• Selected text:

Parliamentary Secretary for the Treasury
- In office 14 November 2023 – 5 July 2024
- Prime Minister: Rishi Sunak
- Preceded by: The Baroness Penn
- Succeeded by: Emma Reynolds

Parliamentary Under-Secretary of State for Aviation, Maritime and Security
- In office 23 April 2019 – 14 November 2023
- Prime Minister: Theresa May Boris Johnson Liz Truss Rishi Sunak
- Preceded by: The Baroness Sugg
- Succeeded by: The Lord Davies of Gower

Baroness-in-Waiting Government Whip
- In office 21 December 2016 – 30 July 2019
- Prime Minister: Theresa May
- Preceded by: The Lord Henley
- Succeeded by: The Baroness Bloomfield of Hinton Waldrist

Member of the House of Lords
- Lord Temporal
- Life peerage 30 August 2016

Personal details
- Born: March 9, 1969 (age 57) Malacca, Malaysia
- Party: Conservative
- Spouse: Mike Chattey (m. 2016)
- Alma mater: University College London Northwestern University

= Charlotte Vere, Baroness Vere of Norbiton =

British politician (born 1969)

Charlotte Sarah Emily Vere, Baroness Vere of Norbiton (born 9 March 1969) is a British Conservative politician and member of the House of Lords. She also served as a Parliamentary Secretary in HM Treasury and was executive director of the Girls' Schools Association from 2013 to 2016.

==Education==
Vere is the eldest daughter of Colonel Roger Vere and of Karin Terry. She was educated at Stover School, University College London (BSc, 1989) and at the Kellogg School of Management at Northwestern University (MBA, 1997).

== Professional career ==
From to 2007 to 2009, Vere was CEO at social enterprise Big White Wall. Vere was Executive Director at Girls' Schools Association between 2012 and 2016.

==Political career==
She was the Conservative candidate in the constituency of Brighton Pavilion at the 2010 general election. She finished third with 23.7 percent of the vote.

She served as a director of the "No to alternative voting" campaign during the UK's 2011 referendum on changing its voting system, later working as executive director of 'Conservatives In', an unsuccessful campaign supporting a remain vote in the 2016 European Union membership referendum.

She was nominated for a life peerage in the 2016 Prime Minister's Resignation Honours and was created Baroness Vere of Norbiton, of Norbiton in the Royal London Borough of Kingston upon Thames, on 30 August 2016.

On 21 December 2016, she was appointed as a Baroness in Waiting (i.e. government whip in the House of Lords) until 29 July 2019.

===Department for Transport===
She became a Parliamentary Under-Secretary of State in the Department for Transport on 23 April 2019.

Following changes in the Sunak ministry, on 2 November 2022, she became minister for shipping (maritime) in the Department for Transport. At the same time, she was confirmed as the Government transport spokesperson in House of Lords, with responsibility for aviation, space and local transport, including buses.

• Directions: Duplicate the portion of the Charlotte Vere text starting with "Charlotte Sarah Emily" and going on through "University (MBA, 1997).". The listing that comes next has no connection to the text about Charlotte Vere.

[Stored data entries]
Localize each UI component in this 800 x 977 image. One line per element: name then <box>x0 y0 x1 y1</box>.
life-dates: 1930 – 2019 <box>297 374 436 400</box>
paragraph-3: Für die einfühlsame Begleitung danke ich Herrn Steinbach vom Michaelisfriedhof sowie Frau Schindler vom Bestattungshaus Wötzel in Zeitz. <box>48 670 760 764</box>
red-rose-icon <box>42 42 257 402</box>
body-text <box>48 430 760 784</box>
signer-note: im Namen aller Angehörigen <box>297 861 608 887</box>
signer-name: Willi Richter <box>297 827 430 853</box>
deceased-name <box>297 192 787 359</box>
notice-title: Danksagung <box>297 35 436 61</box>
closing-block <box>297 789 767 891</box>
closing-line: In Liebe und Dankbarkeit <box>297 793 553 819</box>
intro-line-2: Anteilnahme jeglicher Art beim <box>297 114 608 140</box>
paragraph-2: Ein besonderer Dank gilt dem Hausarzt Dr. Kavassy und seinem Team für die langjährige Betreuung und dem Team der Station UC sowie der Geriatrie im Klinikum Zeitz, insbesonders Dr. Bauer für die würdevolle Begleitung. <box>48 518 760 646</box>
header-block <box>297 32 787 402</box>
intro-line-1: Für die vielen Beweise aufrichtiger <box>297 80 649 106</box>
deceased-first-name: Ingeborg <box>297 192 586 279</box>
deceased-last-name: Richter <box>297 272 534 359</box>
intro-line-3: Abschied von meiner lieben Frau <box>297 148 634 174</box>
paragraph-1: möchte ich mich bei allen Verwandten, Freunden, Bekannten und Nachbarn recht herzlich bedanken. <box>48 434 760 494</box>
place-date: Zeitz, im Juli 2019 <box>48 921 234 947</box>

• Written reply:
Charlotte Sarah Emily Vere, Baroness Vere of Norbiton (born 9 March 1969) is a British Conservative politician and member of the House of Lords. She also served as a Parliamentary Secretary in HM Treasury and was executive director of the Girls' Schools Association from 2013 to 2016.

==Education==
Vere is the eldest daughter of Colonel Roger Vere and of Karin Terry. She was educated at Stover School, University College London (BSc, 1989) and at the Kellogg School of Management at Northwestern University (MBA, 1997).